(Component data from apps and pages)
_ _ _ _ _ _ _

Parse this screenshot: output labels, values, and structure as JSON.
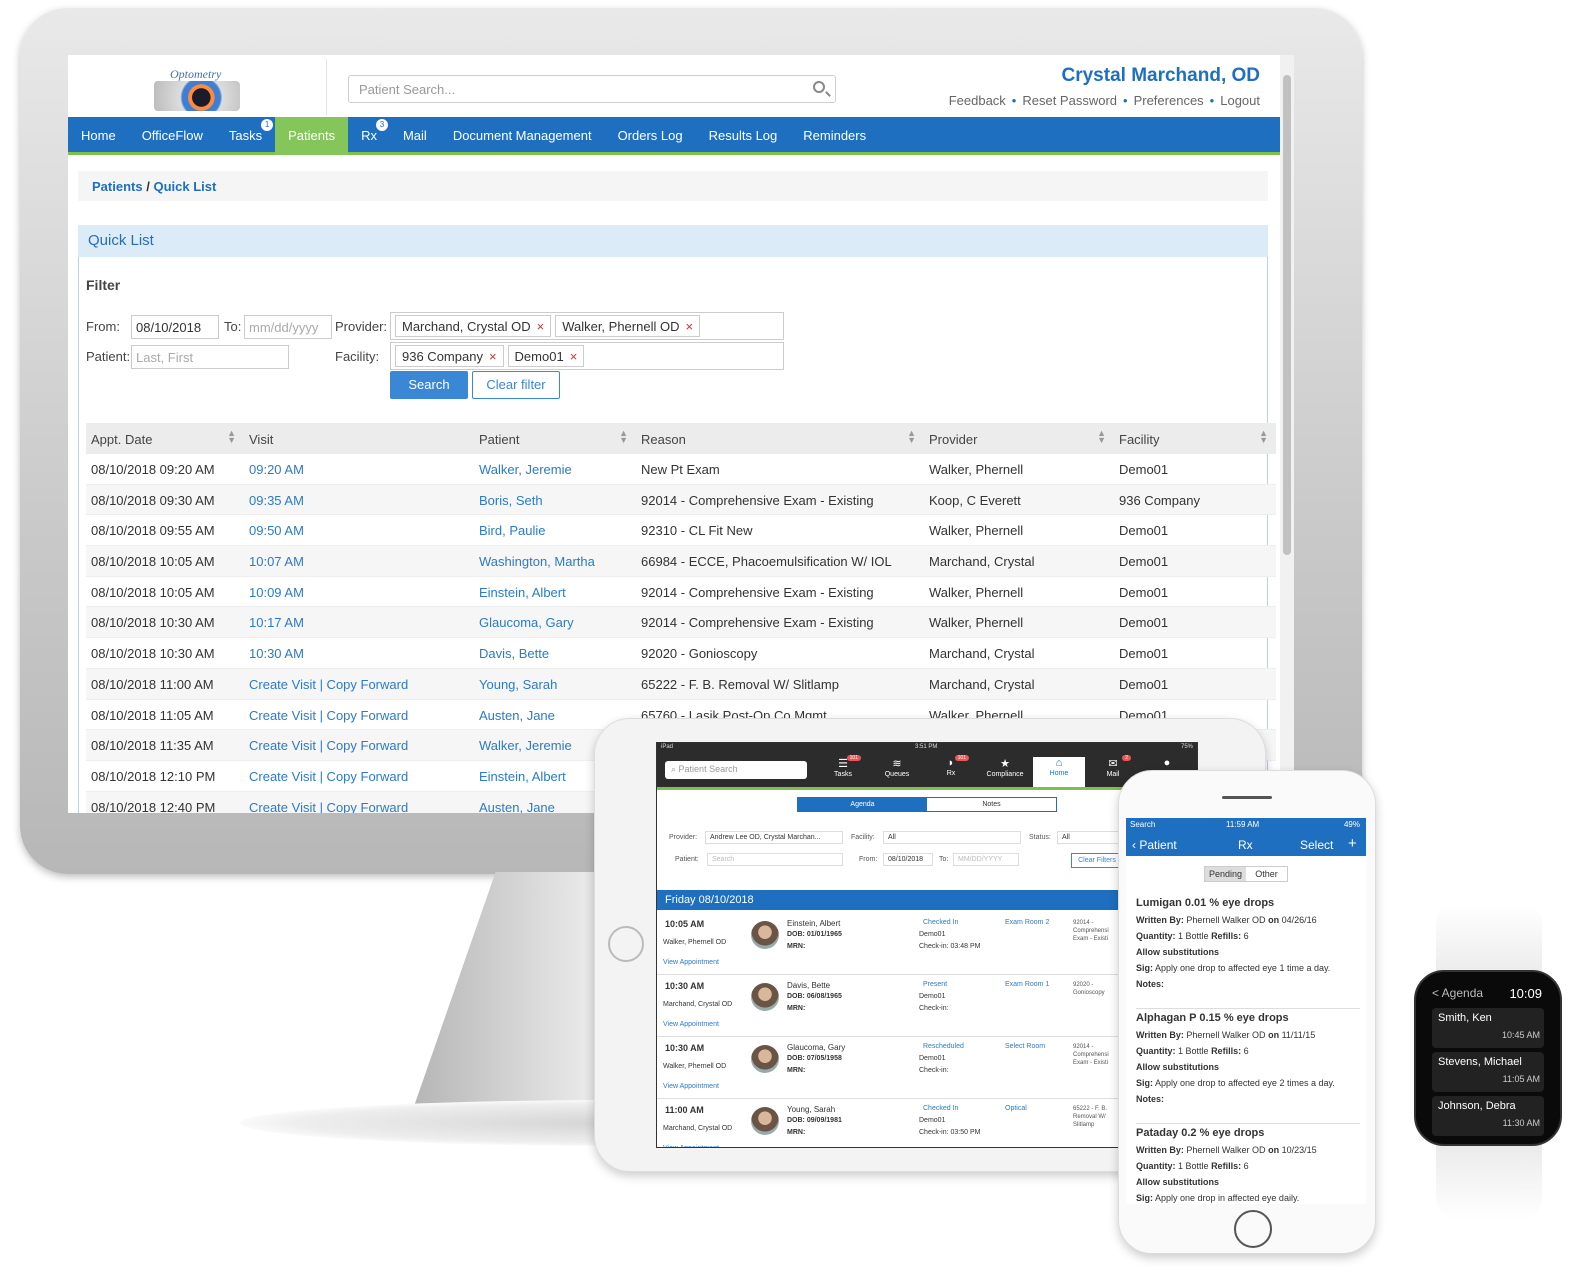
{
  "desktop": {
    "logo_text": "Optometry",
    "search_placeholder": "Patient Search...",
    "user_name": "Crystal Marchand, OD",
    "user_links": [
      "Feedback",
      "Reset Password",
      "Preferences",
      "Logout"
    ],
    "nav": [
      {
        "label": "Home"
      },
      {
        "label": "OfficeFlow"
      },
      {
        "label": "Tasks",
        "badge": "1"
      },
      {
        "label": "Patients",
        "active": true
      },
      {
        "label": "Rx",
        "badge": "3"
      },
      {
        "label": "Mail"
      },
      {
        "label": "Document Management"
      },
      {
        "label": "Orders Log"
      },
      {
        "label": "Results Log"
      },
      {
        "label": "Reminders"
      }
    ],
    "breadcrumb": {
      "parent": "Patients",
      "sep": "/",
      "current": "Quick List"
    },
    "panel_title": "Quick List",
    "filter": {
      "heading": "Filter",
      "from_label": "From:",
      "from_value": "08/10/2018",
      "to_label": "To:",
      "to_placeholder": "mm/dd/yyyy",
      "provider_label": "Provider:",
      "providers": [
        "Marchand, Crystal OD",
        "Walker, Phernell OD"
      ],
      "patient_label": "Patient:",
      "patient_placeholder": "Last, First",
      "facility_label": "Facility:",
      "facilities": [
        "936 Company",
        "Demo01"
      ],
      "search_btn": "Search",
      "clear_btn": "Clear filter"
    },
    "columns": [
      "Appt. Date",
      "Visit",
      "Patient",
      "Reason",
      "Provider",
      "Facility"
    ],
    "rows": [
      {
        "date": "08/10/2018 09:20 AM",
        "visit": "09:20 AM",
        "patient": "Walker, Jeremie",
        "reason": "New Pt Exam",
        "provider": "Walker, Phernell",
        "facility": "Demo01"
      },
      {
        "date": "08/10/2018 09:30 AM",
        "visit": "09:35 AM",
        "patient": "Boris, Seth",
        "reason": "92014 - Comprehensive Exam - Existing",
        "provider": "Koop, C Everett",
        "facility": "936 Company"
      },
      {
        "date": "08/10/2018 09:55 AM",
        "visit": "09:50 AM",
        "patient": "Bird, Paulie",
        "reason": "92310 - CL Fit New",
        "provider": "Walker, Phernell",
        "facility": "Demo01"
      },
      {
        "date": "08/10/2018 10:05 AM",
        "visit": "10:07 AM",
        "patient": "Washington, Martha",
        "reason": "66984 - ECCE, Phacoemulsification W/ IOL",
        "provider": "Marchand, Crystal",
        "facility": "Demo01"
      },
      {
        "date": "08/10/2018 10:05 AM",
        "visit": "10:09 AM",
        "patient": "Einstein, Albert",
        "reason": "92014 - Comprehensive Exam - Existing",
        "provider": "Walker, Phernell",
        "facility": "Demo01"
      },
      {
        "date": "08/10/2018 10:30 AM",
        "visit": "10:17 AM",
        "patient": "Glaucoma, Gary",
        "reason": "92014 - Comprehensive Exam - Existing",
        "provider": "Walker, Phernell",
        "facility": "Demo01"
      },
      {
        "date": "08/10/2018 10:30 AM",
        "visit": "10:30 AM",
        "patient": "Davis, Bette",
        "reason": "92020 - Gonioscopy",
        "provider": "Marchand, Crystal",
        "facility": "Demo01"
      },
      {
        "date": "08/10/2018 11:00 AM",
        "visit": "Create Visit | Copy Forward",
        "patient": "Young, Sarah",
        "reason": "65222 - F. B. Removal W/ Slitlamp",
        "provider": "Marchand, Crystal",
        "facility": "Demo01"
      },
      {
        "date": "08/10/2018 11:05 AM",
        "visit": "Create Visit | Copy Forward",
        "patient": "Austen, Jane",
        "reason": "65760 - Lasik Post-Op Co Mgmt",
        "provider": "Walker, Phernell",
        "facility": "Demo01"
      },
      {
        "date": "08/10/2018 11:35 AM",
        "visit": "Create Visit | Copy Forward",
        "patient": "Walker, Jeremie",
        "reason": "",
        "provider": "",
        "facility": ""
      },
      {
        "date": "08/10/2018 12:10 PM",
        "visit": "Create Visit | Copy Forward",
        "patient": "Einstein, Albert",
        "reason": "",
        "provider": "",
        "facility": ""
      },
      {
        "date": "08/10/2018 12:40 PM",
        "visit": "Create Visit | Copy Forward",
        "patient": "Austen, Jane",
        "reason": "",
        "provider": "",
        "facility": ""
      }
    ]
  },
  "tablet": {
    "status_left": "iPad",
    "status_time": "3:51 PM",
    "status_right": "75%",
    "search_placeholder": "Patient Search",
    "tabs": [
      {
        "label": "Tasks",
        "icon": "list-icon",
        "badge": "101"
      },
      {
        "label": "Queues",
        "icon": "stack-icon"
      },
      {
        "label": "Rx",
        "icon": "pill-icon",
        "badge": "101"
      },
      {
        "label": "Compliance",
        "icon": "star-icon"
      },
      {
        "label": "Home",
        "icon": "home-icon",
        "active": true
      },
      {
        "label": "Mail",
        "icon": "mail-icon",
        "badge": "2"
      },
      {
        "label": "",
        "icon": "user-icon"
      }
    ],
    "segments": [
      "Agenda",
      "Notes"
    ],
    "provider_label": "Provider:",
    "provider_value": "Andrew Lee OD, Crystal Marchan...",
    "facility_label": "Facility:",
    "facility_value": "All",
    "status_label": "Status:",
    "status_value": "All",
    "patient_label": "Patient:",
    "patient_placeholder": "Search",
    "from_label": "From:",
    "from_value": "08/10/2018",
    "to_label": "To:",
    "to_placeholder": "MM/DD/YYYY",
    "clear_btn": "Clear Filters",
    "day": "Friday 08/10/2018",
    "appointments": [
      {
        "time": "10:05 AM",
        "provider": "Walker, Phernell OD",
        "view": "View Appointment",
        "name": "Einstein, Albert",
        "dob": "DOB: 01/01/1965",
        "mrn": "MRN:",
        "status": "Checked In",
        "facility": "Demo01",
        "checkin": "Check-in: 03:48 PM",
        "room": "Exam Room 2",
        "reason": "92014 - Comprehensi Exam - Existi"
      },
      {
        "time": "10:30 AM",
        "provider": "Marchand, Crystal OD",
        "view": "View Appointment",
        "name": "Davis, Bette",
        "dob": "DOB: 06/08/1965",
        "mrn": "MRN:",
        "status": "Present",
        "facility": "Demo01",
        "checkin": "Check-in:",
        "room": "Exam Room 1",
        "reason": "92020 - Gonioscopy"
      },
      {
        "time": "10:30 AM",
        "provider": "Walker, Phernell OD",
        "view": "View Appointment",
        "name": "Glaucoma, Gary",
        "dob": "DOB: 07/05/1958",
        "mrn": "MRN:",
        "status": "Rescheduled",
        "facility": "Demo01",
        "checkin": "Check-in:",
        "room": "Select Room",
        "reason": "92014 - Comprehensi Exam - Existi"
      },
      {
        "time": "11:00 AM",
        "provider": "Marchand, Crystal OD",
        "view": "View Appointment",
        "name": "Young, Sarah",
        "dob": "DOB: 09/09/1981",
        "mrn": "MRN:",
        "status": "Checked In",
        "facility": "Demo01",
        "checkin": "Check-in: 03:50 PM",
        "room": "Optical",
        "reason": "65222 - F. B. Removal W/ Slitlamp"
      }
    ]
  },
  "phone": {
    "status_left": "Search",
    "status_time": "11:59 AM",
    "status_right": "49%",
    "back": "Patient",
    "title": "Rx",
    "select": "Select",
    "segments": [
      "Pending",
      "Other"
    ],
    "items": [
      {
        "name": "Lumigan 0.01 % eye drops",
        "written_by": "Phernell Walker OD",
        "on": "04/26/16",
        "quantity": "1 Bottle",
        "refills": "6",
        "subs": "Allow substitutions",
        "sig": "Apply one drop to affected eye 1 time a day.",
        "notes": "Notes:"
      },
      {
        "name": "Alphagan P 0.15 % eye drops",
        "written_by": "Phernell Walker OD",
        "on": "11/11/15",
        "quantity": "1 Bottle",
        "refills": "6",
        "subs": "Allow substitutions",
        "sig": "Apply one drop to affected eye 2 times a day.",
        "notes": "Notes:"
      },
      {
        "name": "Pataday 0.2 % eye drops",
        "written_by": "Phernell Walker OD",
        "on": "10/23/15",
        "quantity": "1 Bottle",
        "refills": "6",
        "subs": "Allow substitutions",
        "sig": "Apply one drop in affected eye daily.",
        "notes": ""
      }
    ],
    "labels": {
      "written_by": "Written By:",
      "on": "on",
      "quantity": "Quantity:",
      "refills": "Refills:",
      "sig": "Sig:"
    }
  },
  "watch": {
    "back": "< Agenda",
    "time": "10:09",
    "items": [
      {
        "name": "Smith, Ken",
        "time": "10:45 AM"
      },
      {
        "name": "Stevens, Michael",
        "time": "11:05 AM"
      },
      {
        "name": "Johnson, Debra",
        "time": "11:30 AM"
      }
    ]
  }
}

_ _ _ _ _ _ _

Go through the entries and return each line where the word "Sarah" appears.

* **Result of this task**
        "patient": "Young, Sarah",
        "name": "Young, Sarah",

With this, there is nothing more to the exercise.